* BEGIN *

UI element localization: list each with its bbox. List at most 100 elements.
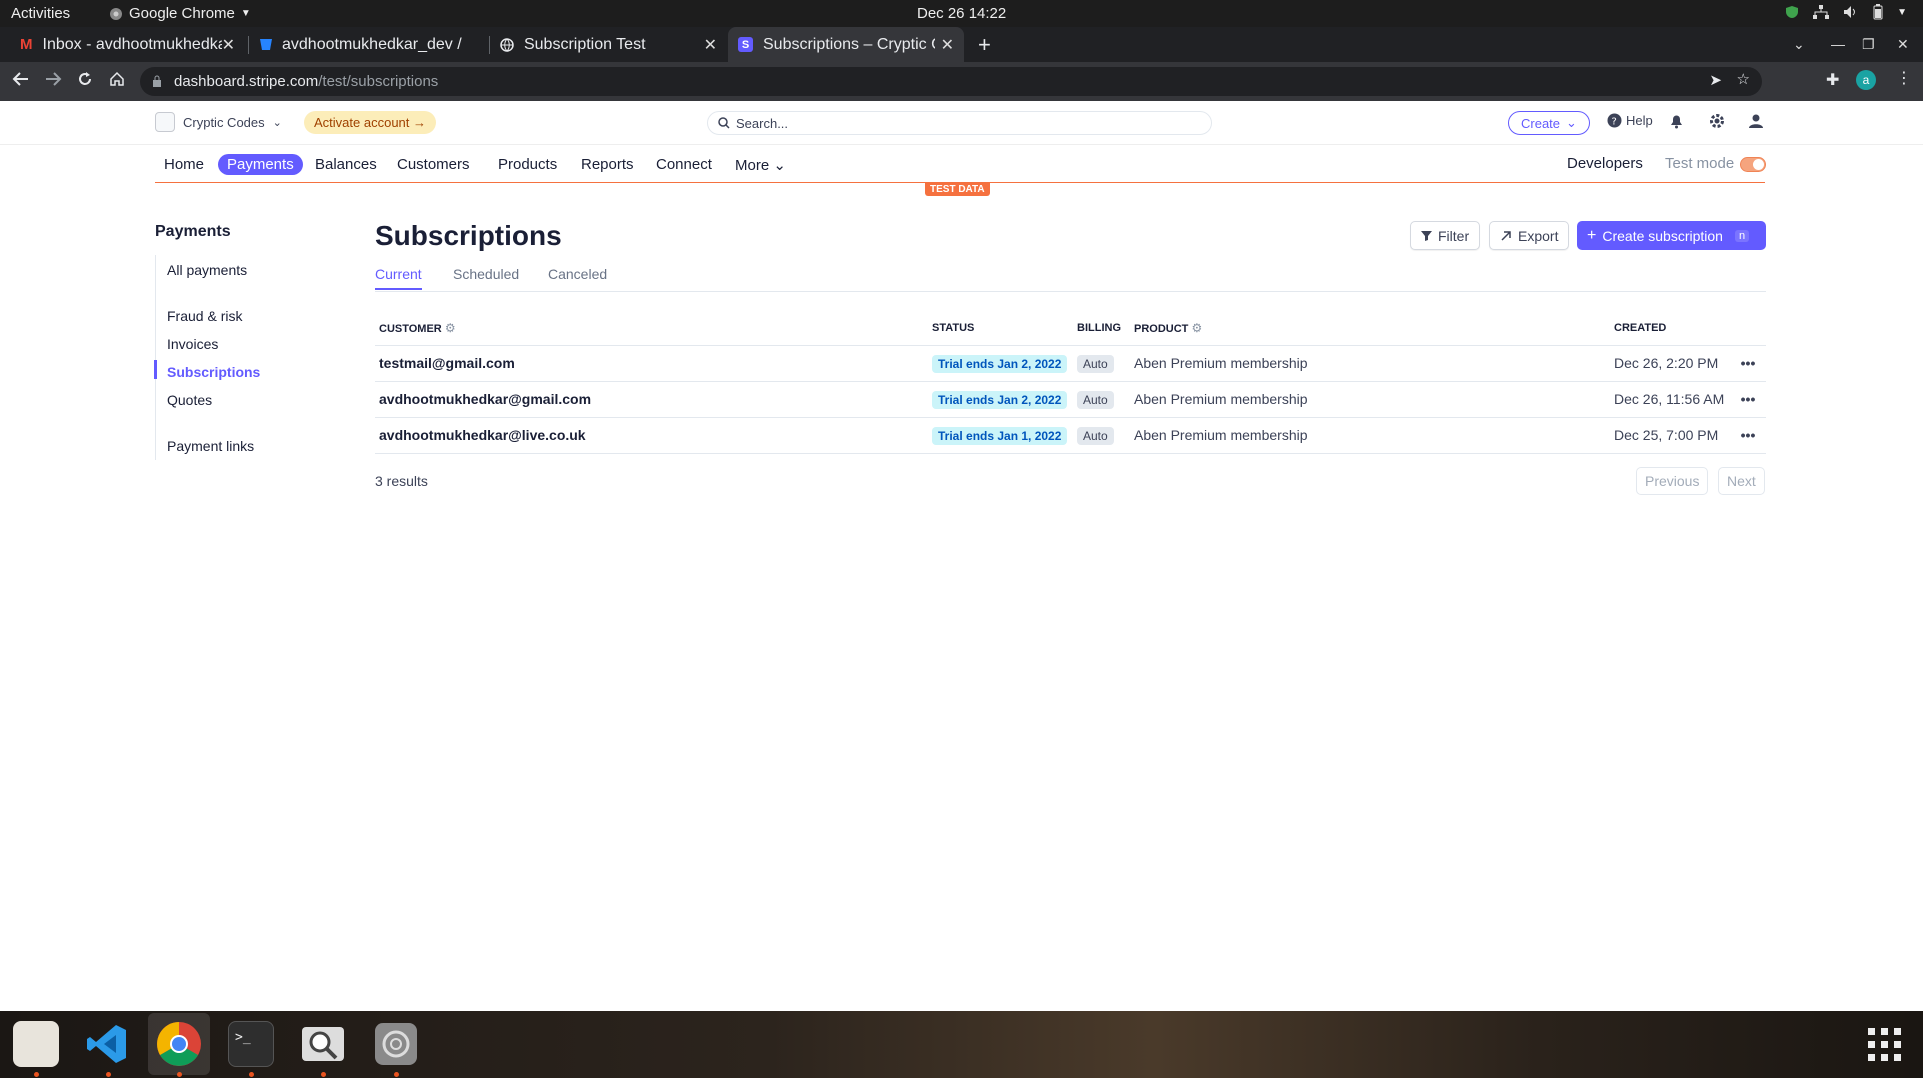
activities-button[interactable]: Activities [11,5,70,22]
sidebar-item-quotes[interactable]: Quotes [167,392,212,408]
terminal-icon[interactable]: >_ [228,1021,274,1067]
app-icon[interactable] [373,1021,419,1067]
filter-button[interactable]: Filter [1410,221,1481,250]
help-button[interactable]: ? Help [1607,113,1653,128]
row-actions-icon[interactable]: ••• [1730,381,1766,418]
nav-home[interactable]: Home [155,154,213,175]
table-header-row: CUSTOMER ⚙ STATUS BILLING PRODUCT ⚙ CREA… [375,312,1766,346]
reload-icon[interactable] [77,71,93,87]
tab-bitbucket[interactable]: avdhootmukhedkar_dev / [250,27,488,62]
gear-icon[interactable] [1709,113,1725,129]
bell-icon[interactable] [1669,113,1684,129]
maximize-icon[interactable]: ❐ [1862,36,1875,53]
customer-email[interactable]: testmail@gmail.com [375,345,928,382]
tab-title: Inbox - avdhootmukhedkar [42,35,222,53]
close-icon[interactable]: ✕ [704,35,717,55]
kebab-menu-icon[interactable]: ⋮ [1896,68,1912,88]
chrome-icon[interactable] [156,1021,202,1067]
files-icon[interactable] [13,1021,59,1067]
table-row[interactable]: avdhootmukhedkar@live.co.uk Trial ends J… [375,417,1766,454]
stripe-header: Cryptic Codes ⌄ Activate account → Searc… [0,101,1923,145]
sidebar-item-subscriptions[interactable]: Subscriptions [167,364,260,380]
profile-avatar[interactable]: a [1856,70,1876,90]
status-cell: Trial ends Jan 2, 2022 [928,381,1073,418]
create-subscription-button[interactable]: + Create subscription n [1577,221,1766,250]
next-button[interactable]: Next [1718,467,1765,495]
tab-current[interactable]: Current [375,266,422,290]
tab-title: Subscriptions – Cryptic Codes [763,35,935,53]
status-badge: Trial ends Jan 1, 2022 [932,427,1068,445]
tab-gmail[interactable]: M Inbox - avdhootmukhedkar ✕ [10,27,245,62]
gear-icon[interactable]: ⚙ [445,321,456,335]
shield-icon [1786,6,1799,18]
back-icon[interactable] [12,71,30,87]
tab-title: Subscription Test [523,35,646,53]
nav-products[interactable]: Products [489,154,566,175]
running-indicator [249,1072,254,1077]
nav-reports[interactable]: Reports [572,154,643,175]
developers-link[interactable]: Developers [1567,155,1643,172]
account-switcher[interactable]: Cryptic Codes ⌄ [155,112,282,132]
tab-search-icon[interactable]: ⌄ [1793,36,1805,53]
vscode-icon[interactable] [84,1021,130,1067]
gear-icon[interactable]: ⚙ [1191,321,1202,335]
create-button[interactable]: Create ⌄ [1508,111,1590,135]
nav-connect[interactable]: Connect [647,154,721,175]
created-date: Dec 25, 7:00 PM [1610,417,1730,454]
sidebar-item-fraud-risk[interactable]: Fraud & risk [167,308,242,324]
chevron-down-icon: ⌄ [1566,115,1577,130]
home-icon[interactable] [109,71,125,87]
help-label: Help [1626,113,1653,128]
star-icon[interactable]: ☆ [1737,70,1750,88]
test-mode-toggle[interactable] [1740,157,1766,172]
sidebar-item-payment-links[interactable]: Payment links [167,438,254,454]
tab-scheduled[interactable]: Scheduled [453,266,519,282]
chevron-down-icon: ⌄ [773,157,786,174]
nav-more[interactable]: More ⌄ [726,154,795,176]
export-icon [1501,230,1511,241]
screenshot-viewer-icon[interactable] [300,1021,346,1067]
new-tab-icon[interactable]: + [978,32,991,58]
send-icon[interactable]: ➤ [1709,71,1722,89]
address-bar[interactable]: dashboard.stripe.com/test/subscriptions … [140,67,1762,96]
tab-canceled[interactable]: Canceled [548,266,607,282]
tab-stripe-subscriptions[interactable]: S Subscriptions – Cryptic Codes ✕ [728,27,964,62]
customer-email[interactable]: avdhootmukhedkar@gmail.com [375,381,928,418]
forward-icon[interactable] [44,71,62,87]
test-mode-label: Test mode [1665,155,1735,172]
nav-customers[interactable]: Customers [388,154,479,175]
user-icon[interactable] [1748,113,1764,129]
extensions-icon[interactable]: ✚ [1826,70,1839,90]
system-tray[interactable]: ▼ [1785,4,1907,20]
app-grid-icon[interactable] [1868,1028,1902,1062]
export-button[interactable]: Export [1489,221,1570,250]
customer-email[interactable]: avdhootmukhedkar@live.co.uk [375,417,928,454]
close-icon[interactable]: ✕ [941,35,954,55]
sidebar-item-all-payments[interactable]: All payments [167,262,247,278]
minimize-icon[interactable]: — [1831,36,1845,52]
status-cell: Trial ends Jan 1, 2022 [928,417,1073,454]
nav-payments[interactable]: Payments [218,154,303,175]
filter-icon [1421,231,1432,241]
sidebar-item-invoices[interactable]: Invoices [167,336,218,352]
nav-balances[interactable]: Balances [306,154,386,175]
close-icon[interactable]: ✕ [222,35,235,55]
column-billing: BILLING [1073,312,1130,346]
previous-button[interactable]: Previous [1636,467,1709,495]
column-status: STATUS [928,312,1073,346]
results-count: 3 results [375,473,428,489]
window-close-icon[interactable]: ✕ [1897,36,1909,53]
help-icon: ? [1607,113,1622,128]
row-actions-icon[interactable]: ••• [1730,345,1766,382]
clock[interactable]: Dec 26 14:22 [917,5,1006,22]
sidebar-rule [155,255,156,460]
product-name: Aben Premium membership [1130,417,1610,454]
activate-account-button[interactable]: Activate account → [304,111,437,134]
row-actions-icon[interactable]: ••• [1730,417,1766,454]
table-row[interactable]: avdhootmukhedkar@gmail.com Trial ends Ja… [375,381,1766,418]
table-row[interactable]: testmail@gmail.com Trial ends Jan 2, 202… [375,345,1766,382]
status-badge: Trial ends Jan 2, 2022 [932,391,1068,409]
search-input[interactable]: Search... [707,111,1212,135]
app-menu[interactable]: Google Chrome ▼ [109,5,251,22]
tab-subscription-test[interactable]: Subscription Test ✕ [490,27,727,62]
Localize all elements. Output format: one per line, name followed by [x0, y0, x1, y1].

* END *

PROBLEM »
Update every record by replacing "Cryptic Codes" with "Northwind Studio", and leave everything else unchanged. Leave the pictures out of your answer.

EXPECTED ANSWER »
UI element localization: list each with its bbox. List at most 100 elements.
activities-button[interactable]: Activities [11,5,70,22]
sidebar-item-quotes[interactable]: Quotes [167,392,212,408]
terminal-icon[interactable]: >_ [228,1021,274,1067]
app-icon[interactable] [373,1021,419,1067]
filter-button[interactable]: Filter [1410,221,1481,250]
help-button[interactable]: ? Help [1607,113,1653,128]
row-actions-icon[interactable]: ••• [1730,381,1766,418]
nav-home[interactable]: Home [155,154,213,175]
table-header-row: CUSTOMER ⚙ STATUS BILLING PRODUCT ⚙ CREA… [375,312,1766,346]
reload-icon[interactable] [77,71,93,87]
tab-bitbucket[interactable]: avdhootmukhedkar_dev / [250,27,488,62]
gear-icon[interactable] [1709,113,1725,129]
bell-icon[interactable] [1669,113,1684,129]
maximize-icon[interactable]: ❐ [1862,36,1875,53]
customer-email[interactable]: testmail@gmail.com [375,345,928,382]
tab-title: Inbox - avdhootmukhedkar [42,35,222,53]
close-icon[interactable]: ✕ [704,35,717,55]
kebab-menu-icon[interactable]: ⋮ [1896,68,1912,88]
chrome-icon[interactable] [156,1021,202,1067]
files-icon[interactable] [13,1021,59,1067]
table-row[interactable]: avdhootmukhedkar@live.co.uk Trial ends J… [375,417,1766,454]
stripe-header: Northwind Studio ⌄ Activate account → Searc… [0,101,1923,145]
sidebar-item-subscriptions[interactable]: Subscriptions [167,364,260,380]
profile-avatar[interactable]: a [1856,70,1876,90]
status-cell: Trial ends Jan 2, 2022 [928,381,1073,418]
create-subscription-button[interactable]: + Create subscription n [1577,221,1766,250]
next-button[interactable]: Next [1718,467,1765,495]
tab-current[interactable]: Current [375,266,422,290]
tab-title: Subscriptions – Northwind Studio [763,35,935,53]
status-badge: Trial ends Jan 1, 2022 [932,427,1068,445]
tab-gmail[interactable]: M Inbox - avdhootmukhedkar ✕ [10,27,245,62]
gear-icon[interactable]: ⚙ [445,321,456,335]
shield-icon [1786,6,1799,18]
back-icon[interactable] [12,71,30,87]
tab-title: Subscription Test [523,35,646,53]
nav-products[interactable]: Products [489,154,566,175]
running-indicator [249,1072,254,1077]
nav-reports[interactable]: Reports [572,154,643,175]
developers-link[interactable]: Developers [1567,155,1643,172]
account-switcher[interactable]: Northwind Studio ⌄ [155,112,282,132]
tab-search-icon[interactable]: ⌄ [1793,36,1805,53]
vscode-icon[interactable] [84,1021,130,1067]
gear-icon[interactable]: ⚙ [1191,321,1202,335]
create-button[interactable]: Create ⌄ [1508,111,1590,135]
nav-connect[interactable]: Connect [647,154,721,175]
created-date: Dec 25, 7:00 PM [1610,417,1730,454]
sidebar-item-fraud-risk[interactable]: Fraud & risk [167,308,242,324]
chevron-down-icon: ⌄ [1566,115,1577,130]
home-icon[interactable] [109,71,125,87]
help-label: Help [1626,113,1653,128]
star-icon[interactable]: ☆ [1737,70,1750,88]
test-mode-toggle[interactable] [1740,157,1766,172]
sidebar-item-payment-links[interactable]: Payment links [167,438,254,454]
tab-scheduled[interactable]: Scheduled [453,266,519,282]
chevron-down-icon: ⌄ [773,157,786,174]
nav-more[interactable]: More ⌄ [726,154,795,176]
export-icon [1501,230,1511,241]
screenshot-viewer-icon[interactable] [300,1021,346,1067]
new-tab-icon[interactable]: + [978,32,991,58]
send-icon[interactable]: ➤ [1709,71,1722,89]
address-bar[interactable]: dashboard.stripe.com/test/subscriptions … [140,67,1762,96]
tab-canceled[interactable]: Canceled [548,266,607,282]
tab-stripe-subscriptions[interactable]: S Subscriptions – Northwind Studio ✕ [728,27,964,62]
customer-email[interactable]: avdhootmukhedkar@gmail.com [375,381,928,418]
forward-icon[interactable] [44,71,62,87]
test-mode-label: Test mode [1665,155,1735,172]
nav-customers[interactable]: Customers [388,154,479,175]
user-icon[interactable] [1748,113,1764,129]
extensions-icon[interactable]: ✚ [1826,70,1839,90]
system-tray[interactable]: ▼ [1785,4,1907,20]
app-grid-icon[interactable] [1868,1028,1902,1062]
export-button[interactable]: Export [1489,221,1570,250]
customer-email[interactable]: avdhootmukhedkar@live.co.uk [375,417,928,454]
close-icon[interactable]: ✕ [941,35,954,55]
sidebar-item-all-payments[interactable]: All payments [167,262,247,278]
minimize-icon[interactable]: — [1831,36,1845,52]
status-cell: Trial ends Jan 1, 2022 [928,417,1073,454]
nav-payments[interactable]: Payments [218,154,303,175]
filter-icon [1421,231,1432,241]
sidebar-item-invoices[interactable]: Invoices [167,336,218,352]
nav-balances[interactable]: Balances [306,154,386,175]
close-icon[interactable]: ✕ [222,35,235,55]
column-billing: BILLING [1073,312,1130,346]
previous-button[interactable]: Previous [1636,467,1709,495]
column-status: STATUS [928,312,1073,346]
results-count: 3 results [375,473,428,489]
window-close-icon[interactable]: ✕ [1897,36,1909,53]
help-icon: ? [1607,113,1622,128]
row-actions-icon[interactable]: ••• [1730,345,1766,382]
clock[interactable]: Dec 26 14:22 [917,5,1006,22]
sidebar-rule [155,255,156,460]
product-name: Aben Premium membership [1130,417,1610,454]
activate-account-button[interactable]: Activate account → [304,111,437,134]
row-actions-icon[interactable]: ••• [1730,417,1766,454]
table-row[interactable]: avdhootmukhedkar@gmail.com Trial ends Ja… [375,381,1766,418]
table-row[interactable]: testmail@gmail.com Trial ends Jan 2, 202… [375,345,1766,382]
status-badge: Trial ends Jan 2, 2022 [932,391,1068,409]
search-input[interactable]: Search... [707,111,1212,135]
app-menu[interactable]: Google Chrome ▼ [109,5,251,22]
tab-subscription-test[interactable]: Subscription Test ✕ [490,27,727,62]
Localize all elements. Output format: one per line, name followed by [x0, y0, x1, y1].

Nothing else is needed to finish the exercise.